#### STATED EXERCISE:
Copy each line that contains the string "this".

#### MATERIAL SUPPLIED:
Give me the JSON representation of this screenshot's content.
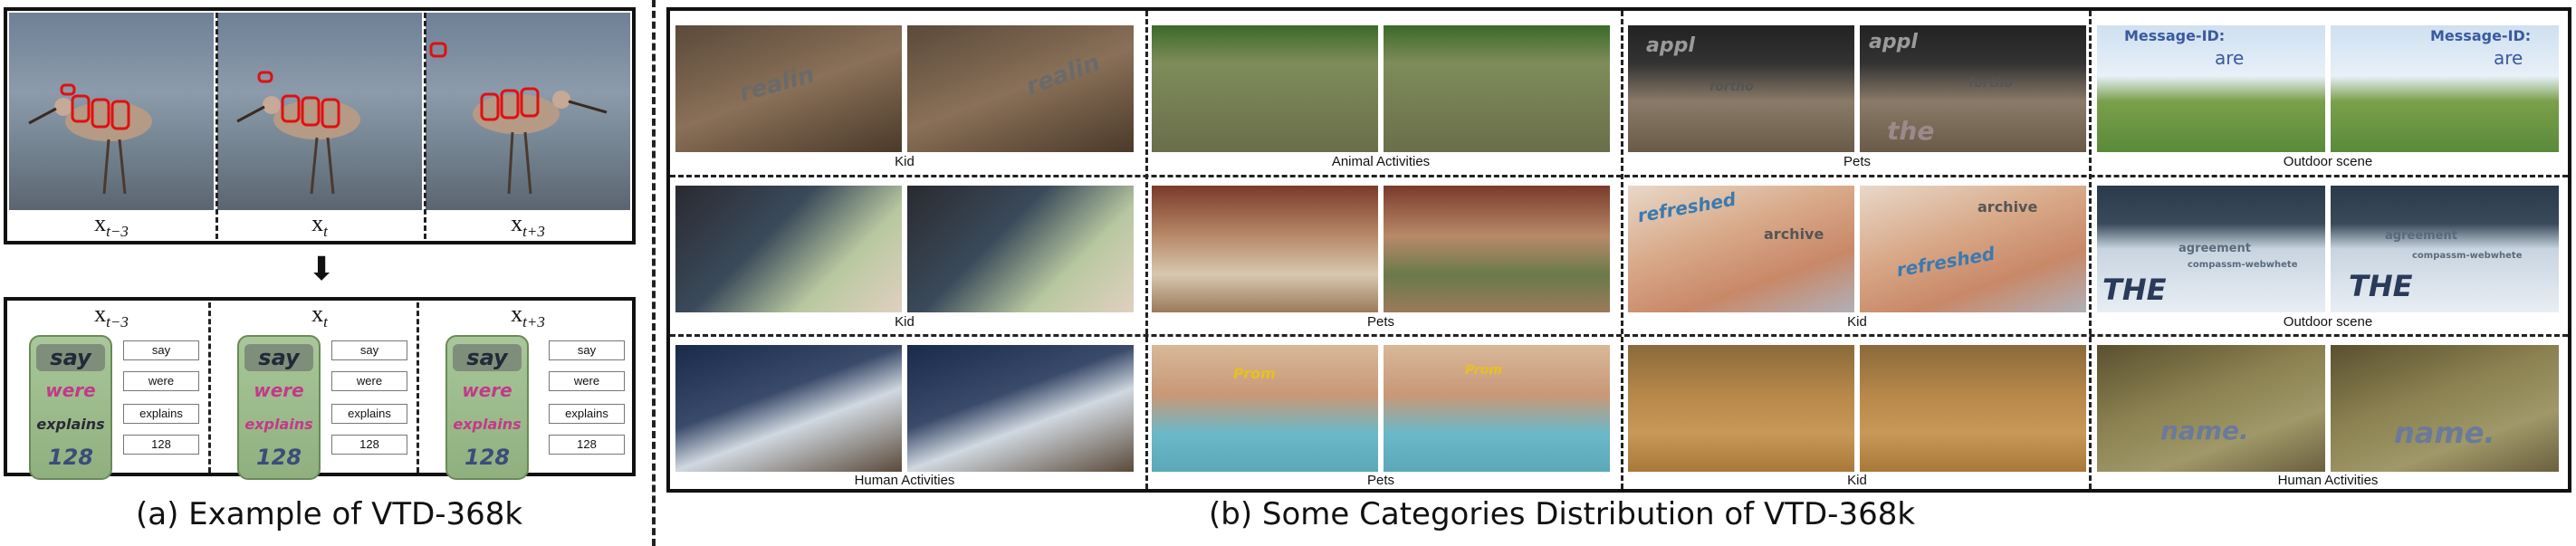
{
  "panel_a": {
    "caption": "(a) Example of VTD-368k",
    "frame_labels": [
      {
        "base": "x",
        "sub": "t−3"
      },
      {
        "base": "x",
        "sub": "t"
      },
      {
        "base": "x",
        "sub": "t+3"
      }
    ],
    "arrow": "⬇",
    "crops": [
      {
        "words": [
          "say",
          "were",
          "explains",
          "128"
        ]
      },
      {
        "words": [
          "say",
          "were",
          "explains",
          "128"
        ]
      },
      {
        "words": [
          "say",
          "were",
          "explains",
          "128"
        ]
      }
    ]
  },
  "panel_b": {
    "caption": "(b) Some Categories Distribution of VTD-368k",
    "rows": [
      [
        "Kid",
        "Animal Activities",
        "Pets",
        "Outdoor scene"
      ],
      [
        "Kid",
        "Pets",
        "Kid",
        "Outdoor scene"
      ],
      [
        "Human Activities",
        "Pets",
        "Kid",
        "Human Activities"
      ]
    ],
    "overlay_words": {
      "r0c0": "realin",
      "r0c2a": "appl",
      "r0c2b": "fortho",
      "r0c2c": "the",
      "r0c3a": "Message-ID:",
      "r0c3b": "are",
      "r1c2a": "refreshed",
      "r1c2b": "archive",
      "r1c3a": "agreement",
      "r1c3b": "compassm-webwhete",
      "r1c3c": "THE",
      "r2c1": "Prom",
      "r2c3": "name."
    }
  }
}
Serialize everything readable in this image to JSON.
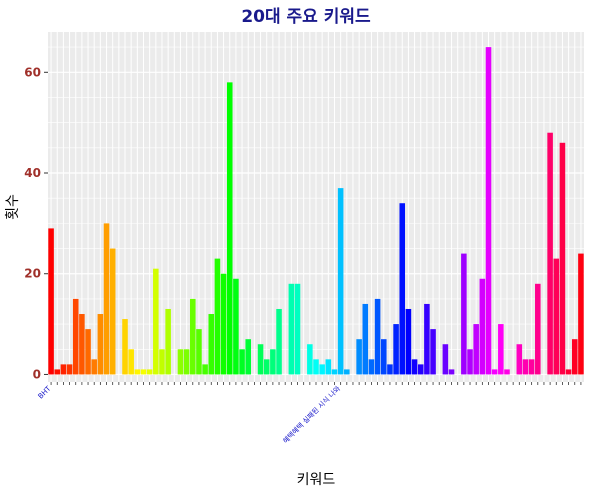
{
  "chart_data": {
    "type": "bar",
    "title": "20대 주요 키워드",
    "xlabel": "키워드",
    "ylabel": "횟수",
    "ylim": [
      -1.5,
      68
    ],
    "yticks": [
      0,
      20,
      40,
      60
    ],
    "grid": true,
    "legend": "none",
    "colors": {
      "panel_background": "#ebebeb",
      "grid_major": "#ffffff",
      "title": "#1a1a8c",
      "ytick_labels": "#a0302a",
      "xtick_labels": "#1010c8"
    },
    "x_tick_label_readable": [
      "BHT",
      "혜택혜택 실패된 시식 나와"
    ],
    "values": [
      29,
      1,
      2,
      2,
      15,
      12,
      9,
      3,
      12,
      30,
      25,
      0,
      11,
      5,
      1,
      1,
      1,
      21,
      5,
      13,
      0,
      5,
      5,
      15,
      9,
      2,
      12,
      23,
      20,
      58,
      19,
      5,
      7,
      0,
      6,
      3,
      5,
      13,
      0,
      18,
      18,
      0,
      6,
      3,
      2,
      3,
      1,
      37,
      1,
      0,
      7,
      14,
      3,
      15,
      7,
      2,
      10,
      34,
      13,
      3,
      2,
      14,
      9,
      0,
      6,
      1,
      0,
      24,
      5,
      10,
      19,
      65,
      1,
      10,
      1,
      0,
      6,
      3,
      3,
      18,
      0,
      48,
      23,
      46,
      1,
      7,
      24
    ]
  }
}
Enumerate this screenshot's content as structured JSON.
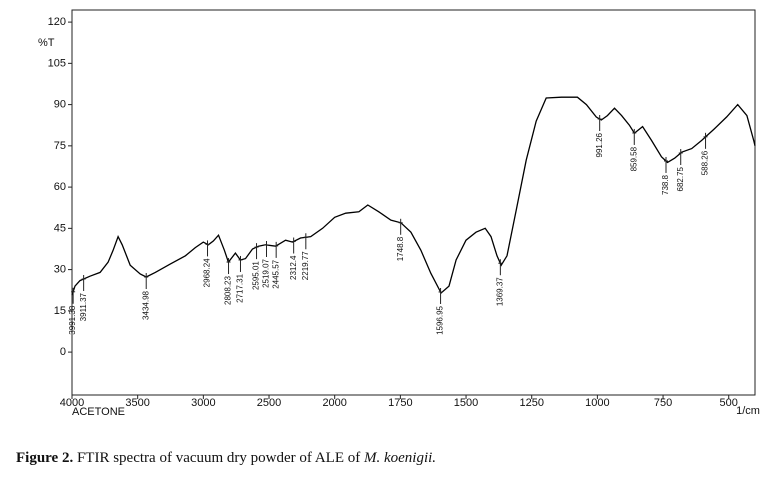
{
  "chart_data": {
    "type": "line",
    "ylabel": "%T",
    "xlabel": "1/cm",
    "x": [
      4000,
      3977,
      3939,
      3863,
      3786,
      3725,
      3687,
      3649,
      3618,
      3557,
      3481,
      3435,
      3366,
      3252,
      3137,
      3061,
      3000,
      2962,
      2924,
      2885,
      2840,
      2809,
      2756,
      2718,
      2679,
      2626,
      2580,
      2527,
      2450,
      2374,
      2321,
      2260,
      2183,
      2092,
      2000,
      1958,
      1908,
      1874,
      1832,
      1786,
      1748,
      1710,
      1672,
      1634,
      1595,
      1565,
      1538,
      1500,
      1462,
      1427,
      1405,
      1382,
      1366,
      1344,
      1309,
      1271,
      1233,
      1195,
      1137,
      1076,
      1042,
      1004,
      985,
      962,
      935,
      908,
      878,
      859,
      828,
      794,
      756,
      733,
      706,
      679,
      641,
      603,
      557,
      508,
      466,
      431,
      405,
      400
    ],
    "series": [
      {
        "name": "ACETONE",
        "color": "#000000",
        "values": [
          20.7,
          24,
          26,
          27.6,
          29,
          32.7,
          37,
          42,
          39,
          31.6,
          28.4,
          27.3,
          29,
          32,
          35,
          38,
          40,
          39,
          40.4,
          42.5,
          37,
          32.7,
          36,
          33.5,
          34,
          37.5,
          38.5,
          39,
          38.5,
          40.7,
          40,
          41.5,
          42,
          45,
          49,
          50.5,
          51,
          53.5,
          51,
          48,
          47,
          43.6,
          37,
          28.7,
          21.5,
          24,
          33.5,
          40.7,
          43.6,
          45,
          42,
          35,
          31.6,
          35,
          51.6,
          69.8,
          84,
          92.4,
          92.7,
          92.7,
          90,
          85.5,
          84.4,
          86,
          88.7,
          86,
          82.5,
          79.6,
          82,
          77,
          71,
          69,
          70.5,
          72.7,
          74,
          77,
          81,
          85.5,
          90,
          86,
          77,
          75
        ]
      }
    ],
    "peaks": [
      3991.38,
      3911.37,
      3434.98,
      2968.24,
      2808.23,
      2717.31,
      2595.01,
      2519.07,
      2445.57,
      2312.4,
      2219.77,
      1748.8,
      1596.95,
      1369.37,
      991.26,
      859.58,
      738.8,
      682.75,
      588.26
    ],
    "xlim": [
      4000,
      400
    ],
    "xticks": [
      4000,
      3500,
      3000,
      2500,
      2000,
      1750,
      1500,
      1250,
      1000,
      750,
      500
    ],
    "ylim": [
      -15.6,
      124.4
    ],
    "yticks": [
      0,
      15,
      30,
      45,
      60,
      75,
      90,
      105,
      120
    ],
    "grid": false
  },
  "caption": {
    "label": "Figure 2.",
    "text": " FTIR spectra of vacuum dry powder of ALE of ",
    "species": "M. koenigii."
  }
}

#### EXPECTED ANSWER:
Give me the JSON representation of this screenshot's content.
Serialize everything readable in this image to JSON.
Enumerate this screenshot's content as structured JSON.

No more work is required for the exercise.